-- START --

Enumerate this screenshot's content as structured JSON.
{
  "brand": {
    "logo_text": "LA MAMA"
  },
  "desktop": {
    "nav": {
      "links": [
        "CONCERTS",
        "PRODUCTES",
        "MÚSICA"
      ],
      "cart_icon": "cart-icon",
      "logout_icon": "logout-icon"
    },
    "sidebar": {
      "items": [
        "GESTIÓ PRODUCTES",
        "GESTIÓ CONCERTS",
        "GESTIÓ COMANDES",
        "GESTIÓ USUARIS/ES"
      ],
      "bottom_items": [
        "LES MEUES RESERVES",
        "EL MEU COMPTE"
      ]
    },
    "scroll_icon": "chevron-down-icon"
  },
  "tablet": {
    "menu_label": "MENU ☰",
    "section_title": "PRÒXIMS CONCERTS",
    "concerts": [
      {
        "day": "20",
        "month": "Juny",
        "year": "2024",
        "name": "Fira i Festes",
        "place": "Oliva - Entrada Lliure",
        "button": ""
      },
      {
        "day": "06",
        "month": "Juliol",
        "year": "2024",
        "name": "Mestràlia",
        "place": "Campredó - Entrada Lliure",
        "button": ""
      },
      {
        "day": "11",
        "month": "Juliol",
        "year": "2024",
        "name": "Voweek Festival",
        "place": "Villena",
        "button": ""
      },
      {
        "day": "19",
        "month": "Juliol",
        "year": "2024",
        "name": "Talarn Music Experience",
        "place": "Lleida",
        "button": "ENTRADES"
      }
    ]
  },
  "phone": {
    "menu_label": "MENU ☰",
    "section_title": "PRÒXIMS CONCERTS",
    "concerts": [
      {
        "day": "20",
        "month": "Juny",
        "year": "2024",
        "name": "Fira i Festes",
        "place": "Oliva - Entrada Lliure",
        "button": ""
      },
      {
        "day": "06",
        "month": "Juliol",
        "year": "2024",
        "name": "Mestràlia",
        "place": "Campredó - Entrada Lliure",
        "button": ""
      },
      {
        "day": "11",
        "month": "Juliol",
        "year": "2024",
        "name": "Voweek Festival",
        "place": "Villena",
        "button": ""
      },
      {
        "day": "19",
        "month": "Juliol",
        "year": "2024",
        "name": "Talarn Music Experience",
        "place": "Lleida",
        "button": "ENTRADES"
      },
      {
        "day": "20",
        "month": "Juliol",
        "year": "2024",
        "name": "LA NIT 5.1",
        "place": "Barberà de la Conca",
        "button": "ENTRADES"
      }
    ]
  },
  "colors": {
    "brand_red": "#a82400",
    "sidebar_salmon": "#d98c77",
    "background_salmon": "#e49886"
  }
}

-- END --

*WHAT YOU NEED TO DO*. Retype the listing above in full, with no alterations.

*COMPLETE ANSWER*.
Enumerate this screenshot's content as structured JSON.
{
  "brand": {
    "logo_text": "LA MAMA"
  },
  "desktop": {
    "nav": {
      "links": [
        "CONCERTS",
        "PRODUCTES",
        "MÚSICA"
      ],
      "cart_icon": "cart-icon",
      "logout_icon": "logout-icon"
    },
    "sidebar": {
      "items": [
        "GESTIÓ PRODUCTES",
        "GESTIÓ CONCERTS",
        "GESTIÓ COMANDES",
        "GESTIÓ USUARIS/ES"
      ],
      "bottom_items": [
        "LES MEUES RESERVES",
        "EL MEU COMPTE"
      ]
    },
    "scroll_icon": "chevron-down-icon"
  },
  "tablet": {
    "menu_label": "MENU ☰",
    "section_title": "PRÒXIMS CONCERTS",
    "concerts": [
      {
        "day": "20",
        "month": "Juny",
        "year": "2024",
        "name": "Fira i Festes",
        "place": "Oliva - Entrada Lliure",
        "button": ""
      },
      {
        "day": "06",
        "month": "Juliol",
        "year": "2024",
        "name": "Mestràlia",
        "place": "Campredó - Entrada Lliure",
        "button": ""
      },
      {
        "day": "11",
        "month": "Juliol",
        "year": "2024",
        "name": "Voweek Festival",
        "place": "Villena",
        "button": ""
      },
      {
        "day": "19",
        "month": "Juliol",
        "year": "2024",
        "name": "Talarn Music Experience",
        "place": "Lleida",
        "button": "ENTRADES"
      }
    ]
  },
  "phone": {
    "menu_label": "MENU ☰",
    "section_title": "PRÒXIMS CONCERTS",
    "concerts": [
      {
        "day": "20",
        "month": "Juny",
        "year": "2024",
        "name": "Fira i Festes",
        "place": "Oliva - Entrada Lliure",
        "button": ""
      },
      {
        "day": "06",
        "month": "Juliol",
        "year": "2024",
        "name": "Mestràlia",
        "place": "Campredó - Entrada Lliure",
        "button": ""
      },
      {
        "day": "11",
        "month": "Juliol",
        "year": "2024",
        "name": "Voweek Festival",
        "place": "Villena",
        "button": ""
      },
      {
        "day": "19",
        "month": "Juliol",
        "year": "2024",
        "name": "Talarn Music Experience",
        "place": "Lleida",
        "button": "ENTRADES"
      },
      {
        "day": "20",
        "month": "Juliol",
        "year": "2024",
        "name": "LA NIT 5.1",
        "place": "Barberà de la Conca",
        "button": "ENTRADES"
      }
    ]
  },
  "colors": {
    "brand_red": "#a82400",
    "sidebar_salmon": "#d98c77",
    "background_salmon": "#e49886"
  }
}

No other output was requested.